PROBLEM REQUIREMENTS
Pick out each line of the records that includes the string "Printing", and copy it.

GIVEN DATA

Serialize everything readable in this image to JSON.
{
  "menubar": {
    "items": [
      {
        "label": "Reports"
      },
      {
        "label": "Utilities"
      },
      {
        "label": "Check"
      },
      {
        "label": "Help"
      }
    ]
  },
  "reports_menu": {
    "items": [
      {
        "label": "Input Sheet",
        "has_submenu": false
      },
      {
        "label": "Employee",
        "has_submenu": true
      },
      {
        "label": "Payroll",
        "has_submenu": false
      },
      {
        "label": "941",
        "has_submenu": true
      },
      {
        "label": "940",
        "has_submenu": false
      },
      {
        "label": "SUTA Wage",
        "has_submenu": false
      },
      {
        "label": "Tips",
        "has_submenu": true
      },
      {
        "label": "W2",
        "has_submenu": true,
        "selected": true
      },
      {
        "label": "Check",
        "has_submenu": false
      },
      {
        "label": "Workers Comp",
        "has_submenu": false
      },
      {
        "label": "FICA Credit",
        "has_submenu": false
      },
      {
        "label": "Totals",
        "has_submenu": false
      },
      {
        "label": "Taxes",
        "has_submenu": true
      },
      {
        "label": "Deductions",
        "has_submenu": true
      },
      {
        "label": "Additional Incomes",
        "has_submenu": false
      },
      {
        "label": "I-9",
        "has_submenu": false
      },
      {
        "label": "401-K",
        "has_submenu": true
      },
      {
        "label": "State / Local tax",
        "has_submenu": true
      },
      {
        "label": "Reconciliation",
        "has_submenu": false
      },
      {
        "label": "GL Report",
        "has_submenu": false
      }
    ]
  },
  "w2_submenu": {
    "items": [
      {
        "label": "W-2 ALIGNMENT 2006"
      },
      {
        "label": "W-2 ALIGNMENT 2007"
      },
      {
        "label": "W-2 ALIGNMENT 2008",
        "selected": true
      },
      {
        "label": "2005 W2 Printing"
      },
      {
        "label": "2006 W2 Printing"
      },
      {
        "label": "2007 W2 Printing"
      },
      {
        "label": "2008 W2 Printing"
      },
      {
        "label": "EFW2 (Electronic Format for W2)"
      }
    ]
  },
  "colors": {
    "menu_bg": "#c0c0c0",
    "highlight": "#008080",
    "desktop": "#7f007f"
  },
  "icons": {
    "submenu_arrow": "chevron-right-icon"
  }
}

PROBLEM SOLUTION
        "label": "2005 W2 Printing"
        "label": "2006 W2 Printing"
        "label": "2007 W2 Printing"
        "label": "2008 W2 Printing"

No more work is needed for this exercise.